> [TASK DESCRIPTION]: Drop every picture, then transcribe the remaining data exactly.
--- Begin DATA PROVIDED ---
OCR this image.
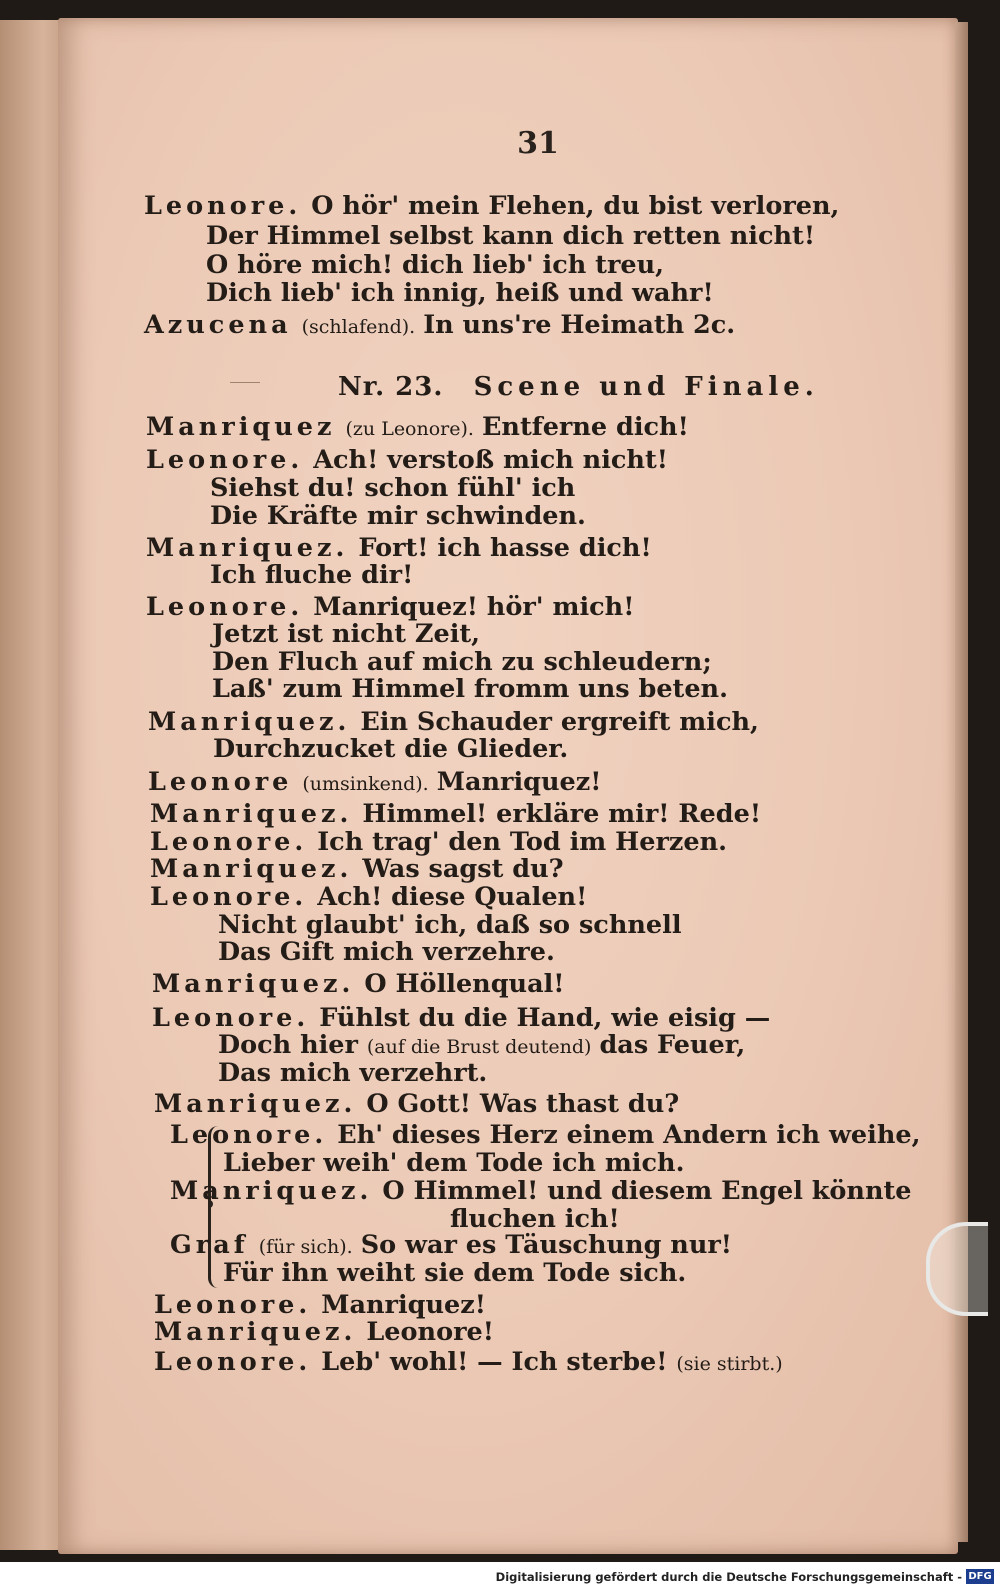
31
Leonore. O hör' mein Flehen, du bist verloren,
Der Himmel selbst kann dich retten nicht!
O höre mich! dich lieb' ich treu,
Dich lieb' ich innig, heiß und wahr!
Azucena (schlafend). In uns're Heimath 2c.
Nr. 23. Scene und Finale.
Manriquez (zu Leonore). Entferne dich!
Leonore. Ach! verstoß mich nicht!
Siehst du! schon fühl' ich
Die Kräfte mir schwinden.
Manriquez. Fort! ich hasse dich!
Ich fluche dir!
Leonore. Manriquez! hör' mich!
Jetzt ist nicht Zeit,
Den Fluch auf mich zu schleudern;
Laß' zum Himmel fromm uns beten.
Manriquez. Ein Schauder ergreift mich,
Durchzucket die Glieder.
Leonore (umsinkend). Manriquez!
Manriquez. Himmel! erkläre mir! Rede!
Leonore. Ich trag' den Tod im Herzen.
Manriquez. Was sagst du?
Leonore. Ach! diese Qualen!
Nicht glaubt' ich, daß so schnell
Das Gift mich verzehre.
Manriquez. O Höllenqual!
Leonore. Fühlst du die Hand, wie eisig —
Doch hier (auf die Brust deutend) das Feuer,
Das mich verzehrt.
Manriquez. O Gott! Was thast du?
Leonore. Eh' dieses Herz einem Andern ich weihe,
Lieber weih' dem Tode ich mich.
Manriquez. O Himmel! und diesem Engel könnte
fluchen ich!
Graf (für sich). So war es Täuschung nur!
Für ihn weiht sie dem Tode sich.
Leonore. Manriquez!
Manriquez. Leonore!
Leonore. Leb' wohl! — Ich sterbe! (sie stirbt.)
Digitalisierung gefördert durch die Deutsche Forschungsgemeinschaft - DFG
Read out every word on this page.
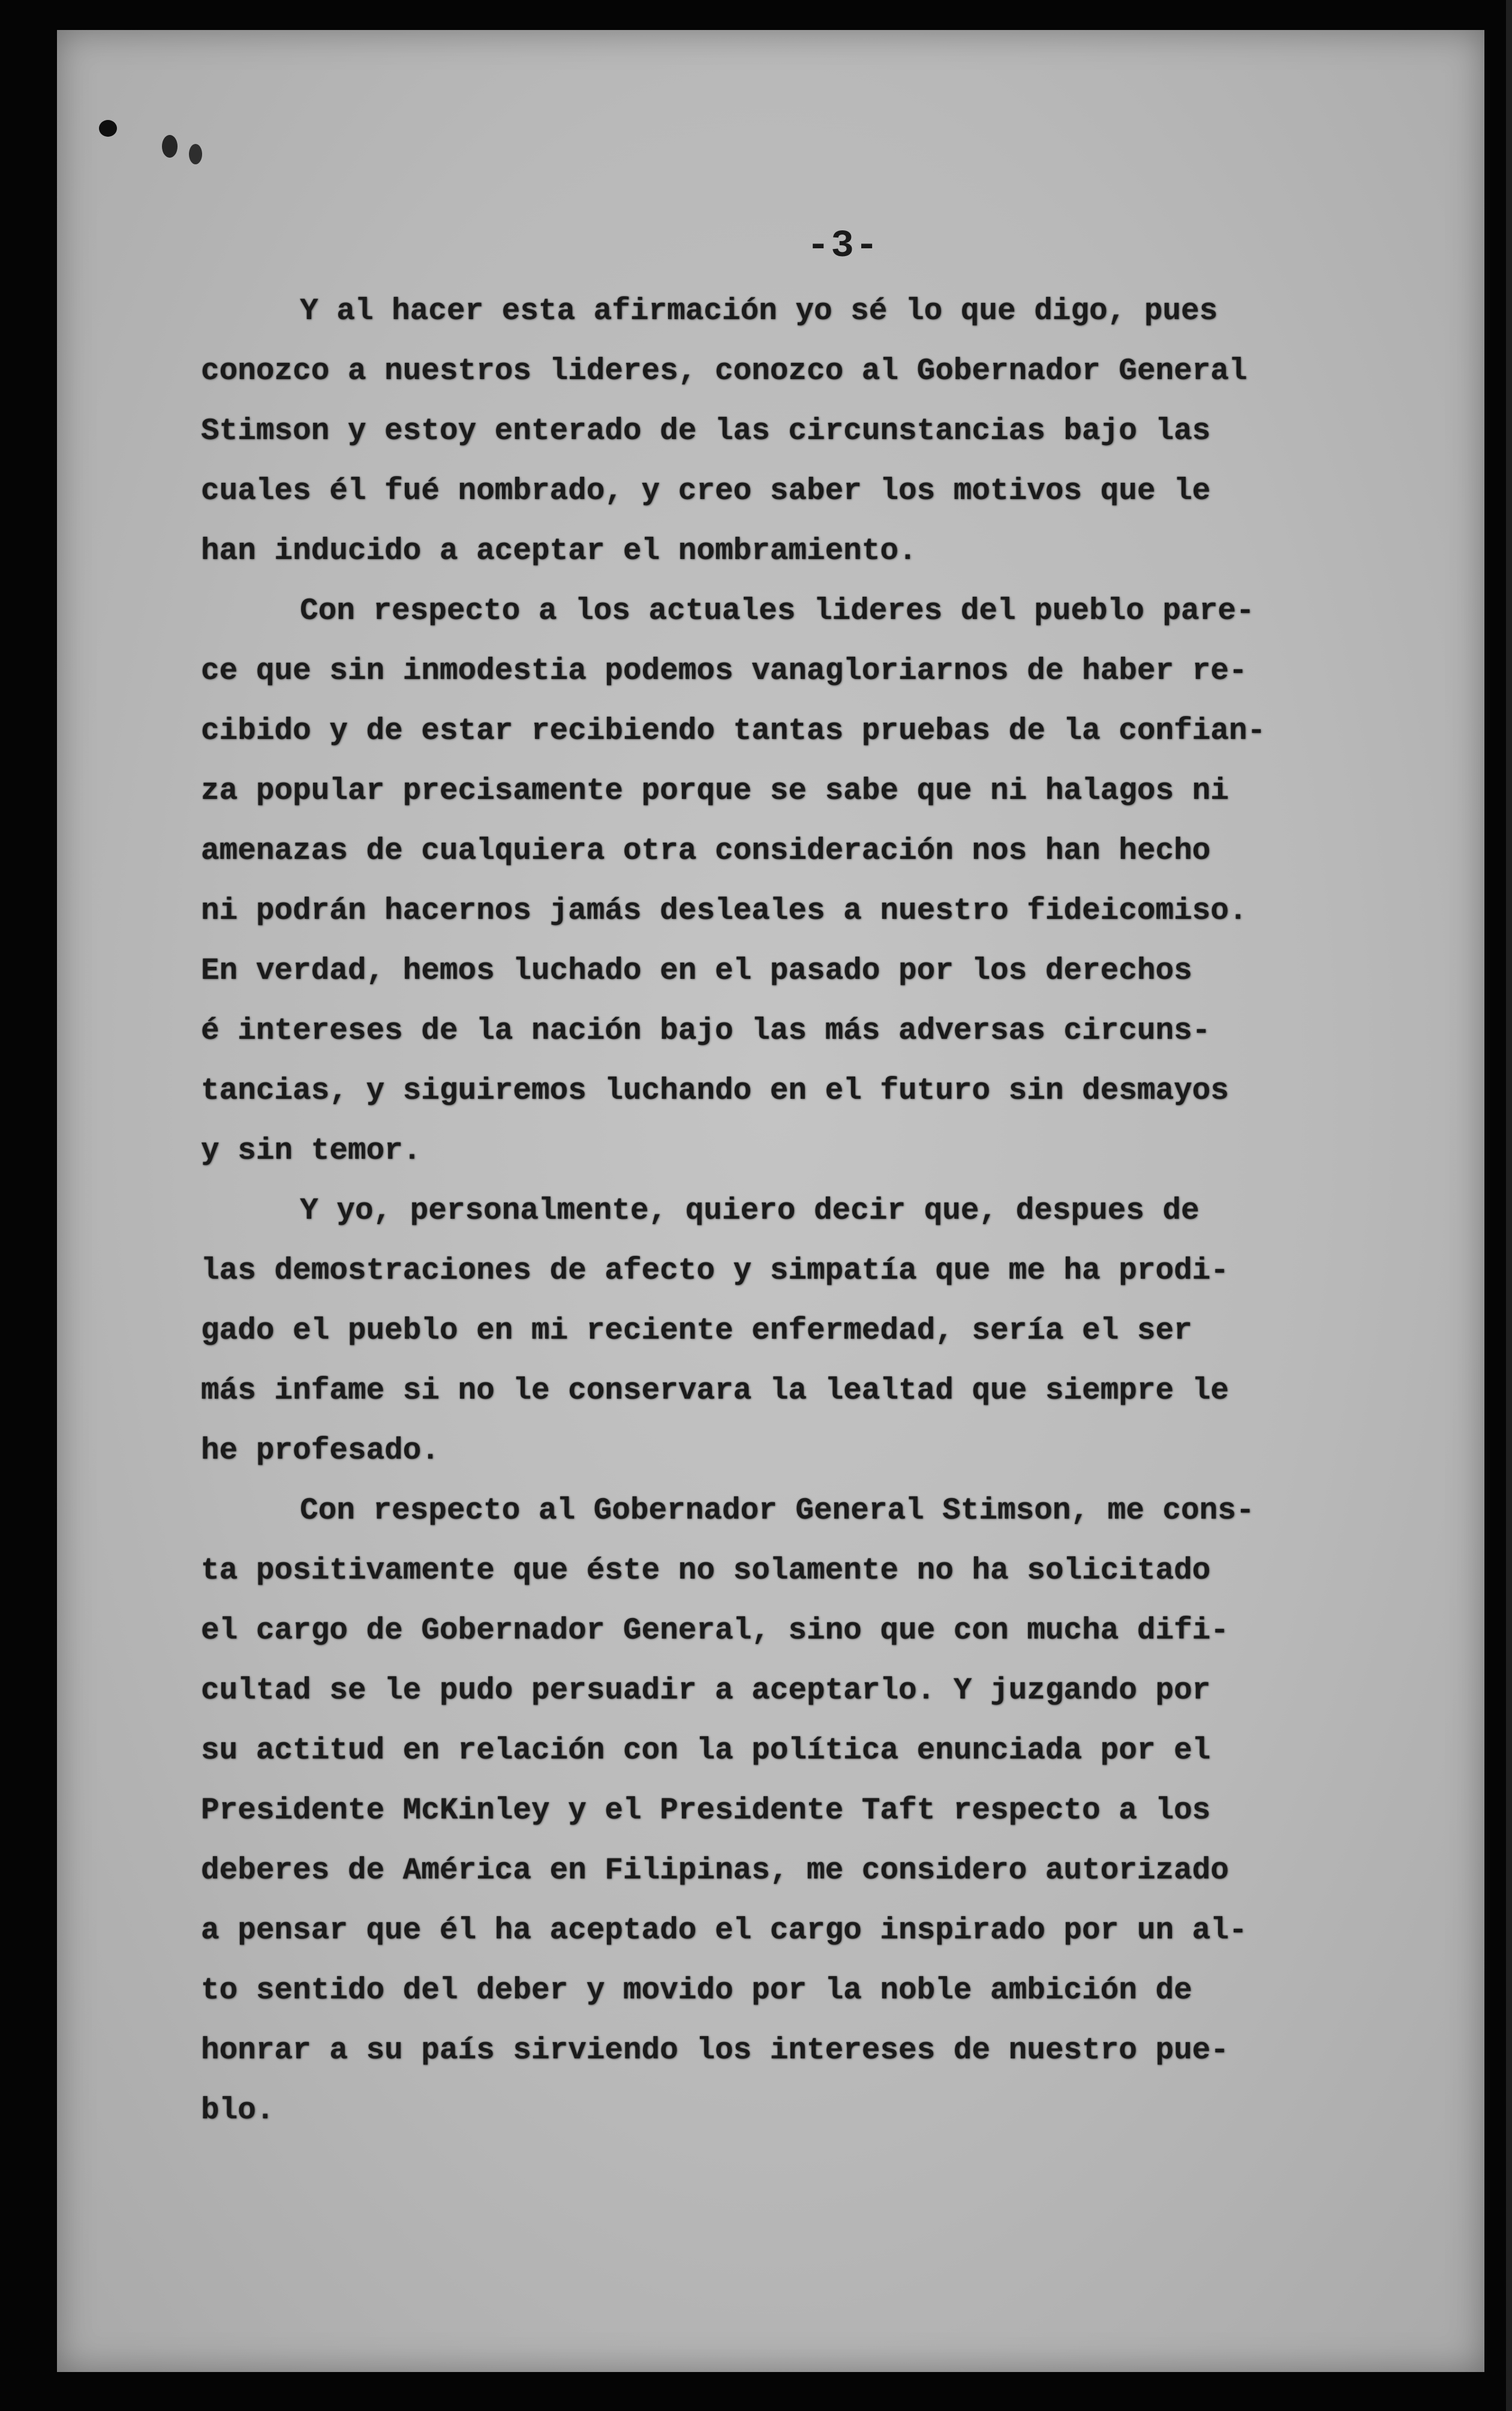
-3-
Y al hacer esta afirmación yo sé lo que digo, pues
conozco a nuestros lideres, conozco al Gobernador General
Stimson y estoy enterado de las circunstancias bajo las
cuales él fué nombrado, y creo saber los motivos que le
han inducido a aceptar el nombramiento.
Con respecto a los actuales lideres del pueblo pare-
ce que sin inmodestia podemos vanagloriarnos de haber re-
cibido y de estar recibiendo tantas pruebas de la confian-
za popular precisamente porque se sabe que ni halagos ni
amenazas de cualquiera otra consideración nos han hecho
ni podrán hacernos jamás desleales a nuestro fideicomiso.
En verdad, hemos luchado en el pasado por los derechos
é intereses de la nación bajo las más adversas circuns-
tancias, y siguiremos luchando en el futuro sin desmayos
y sin temor.
Y yo, personalmente, quiero decir que, despues de
las demostraciones de afecto y simpatía que me ha prodi-
gado el pueblo en mi reciente enfermedad, sería el ser
más infame si no le conservara la lealtad que siempre le
he profesado.
Con respecto al Gobernador General Stimson, me cons-
ta positivamente que éste no solamente no ha solicitado
el cargo de Gobernador General, sino que con mucha difi-
cultad se le pudo persuadir a aceptarlo. Y juzgando por
su actitud en relación con la política enunciada por el
Presidente McKinley y el Presidente Taft respecto a los
deberes de América en Filipinas, me considero autorizado
a pensar que él ha aceptado el cargo inspirado por un al-
to sentido del deber y movido por la noble ambición de
honrar a su país sirviendo los intereses de nuestro pue-
blo.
--- End DATA PROVIDED ---
> [THE OUTPUT]:
OCR this image.
31
Leonore. O hör' mein Flehen, du bist verloren,
Der Himmel selbst kann dich retten nicht!
O höre mich! dich lieb' ich treu,
Dich lieb' ich innig, heiß und wahr!
Azucena (schlafend). In uns're Heimath 2c.
Nr. 23. Scene und Finale.
Manriquez (zu Leonore). Entferne dich!
Leonore. Ach! verstoß mich nicht!
Siehst du! schon fühl' ich
Die Kräfte mir schwinden.
Manriquez. Fort! ich hasse dich!
Ich fluche dir!
Leonore. Manriquez! hör' mich!
Jetzt ist nicht Zeit,
Den Fluch auf mich zu schleudern;
Laß' zum Himmel fromm uns beten.
Manriquez. Ein Schauder ergreift mich,
Durchzucket die Glieder.
Leonore (umsinkend). Manriquez!
Manriquez. Himmel! erkläre mir! Rede!
Leonore. Ich trag' den Tod im Herzen.
Manriquez. Was sagst du?
Leonore. Ach! diese Qualen!
Nicht glaubt' ich, daß so schnell
Das Gift mich verzehre.
Manriquez. O Höllenqual!
Leonore. Fühlst du die Hand, wie eisig —
Doch hier (auf die Brust deutend) das Feuer,
Das mich verzehrt.
Manriquez. O Gott! Was thast du?
Leonore. Eh' dieses Herz einem Andern ich weihe,
Lieber weih' dem Tode ich mich.
Manriquez. O Himmel! und diesem Engel könnte
fluchen ich!
Graf (für sich). So war es Täuschung nur!
Für ihn weiht sie dem Tode sich.
Leonore. Manriquez!
Manriquez. Leonore!
Leonore. Leb' wohl! — Ich sterbe! (sie stirbt.)
Digitalisierung gefördert durch die Deutsche Forschungsgemeinschaft - DFG
Read out every word on this page.
-3-
Y al hacer esta afirmación yo sé lo que digo, pues
conozco a nuestros lideres, conozco al Gobernador General
Stimson y estoy enterado de las circunstancias bajo las
cuales él fué nombrado, y creo saber los motivos que le
han inducido a aceptar el nombramiento.
Con respecto a los actuales lideres del pueblo pare-
ce que sin inmodestia podemos vanagloriarnos de haber re-
cibido y de estar recibiendo tantas pruebas de la confian-
za popular precisamente porque se sabe que ni halagos ni
amenazas de cualquiera otra consideración nos han hecho
ni podrán hacernos jamás desleales a nuestro fideicomiso.
En verdad, hemos luchado en el pasado por los derechos
é intereses de la nación bajo las más adversas circuns-
tancias, y siguiremos luchando en el futuro sin desmayos
y sin temor.
Y yo, personalmente, quiero decir que, despues de
las demostraciones de afecto y simpatía que me ha prodi-
gado el pueblo en mi reciente enfermedad, sería el ser
más infame si no le conservara la lealtad que siempre le
he profesado.
Con respecto al Gobernador General Stimson, me cons-
ta positivamente que éste no solamente no ha solicitado
el cargo de Gobernador General, sino que con mucha difi-
cultad se le pudo persuadir a aceptarlo. Y juzgando por
su actitud en relación con la política enunciada por el
Presidente McKinley y el Presidente Taft respecto a los
deberes de América en Filipinas, me considero autorizado
a pensar que él ha aceptado el cargo inspirado por un al-
to sentido del deber y movido por la noble ambición de
honrar a su país sirviendo los intereses de nuestro pue-
blo.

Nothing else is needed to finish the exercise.